* Text block:
- - - - - - -
The researchers work shows that large scale-free networks are fairly impervious
to random node breakdowns, but if large hubs are targeted methodically,
even large scale-free networks can be broken up into separate islands.
"We've studied the problem mathematically. According to our findings,
while networks like the Internet are resilient to random breakdown of
nodes, they're very sensitive to intentional attack on the highest connectivity
nodes," said Shlomo Havlin, a physics professor at Bar-Ilan University.
This is because a scale-free network's stability depends on the state
of its large hubs, he said.
In scale-free networks as large as the Internet, "there are just enough
high connectivity nodes to keep the network connected under any number
of randomly broken nodes," he said. "A random breakdown of nodes will
leave some... highly connected sites intact, and they will keep a large
portion of the network connected," he said.
An attack that targets about five percent of these highly connected sites,
however, has the capacity to totally collapse the Internet, "very rapidly
[breaking] down the entire network to small, unconnected islands," containing
no more than 100 computers each, Havlin said.
The researchers cannot pinpoint the breakdown threshold any more precisely
than near five percent, Havlin noted, because the exact distribution of
nodes on the Internet can only be roughly estimated.
- - - - - - -
* Supplied material:
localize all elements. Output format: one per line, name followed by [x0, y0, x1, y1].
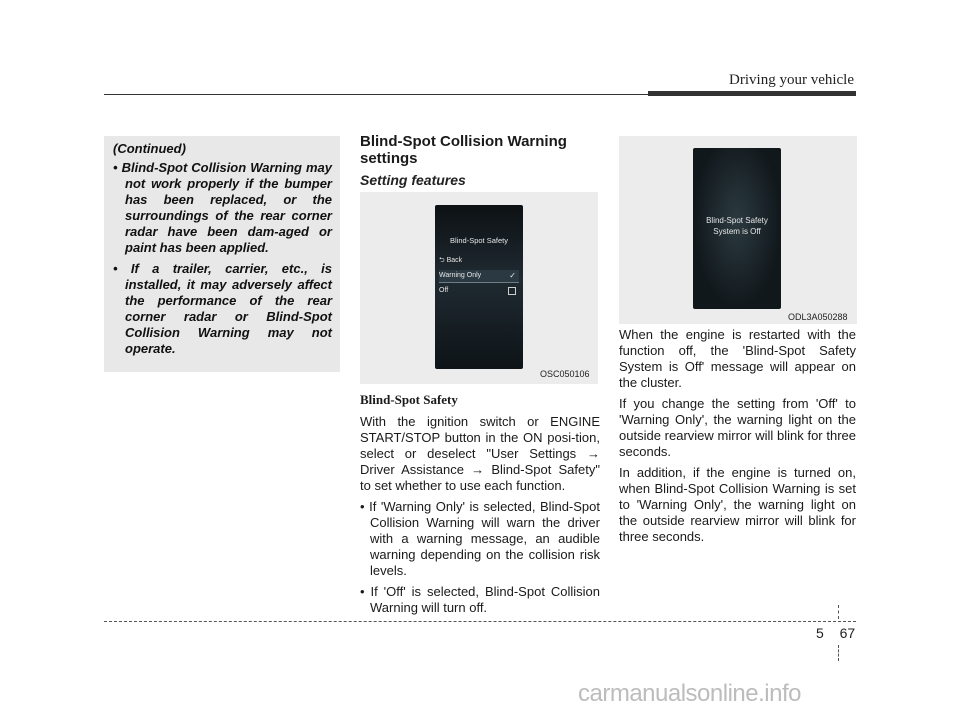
- - - - - - -
* Short exercise A: Which distinct wordings does the passage on network resilience use for the most heavily connected nodes?
* Short exercise B: According to the passage on network resilience, why can't the researchers pinpoint the breakdown threshold more precisely than near five percent?

* Full response A:
- large hubs
- highest connectivity nodes
- high connectivity nodes
- highly connected sites

* Full response B: The exact distribution of nodes on the Internet can only be roughly estimated.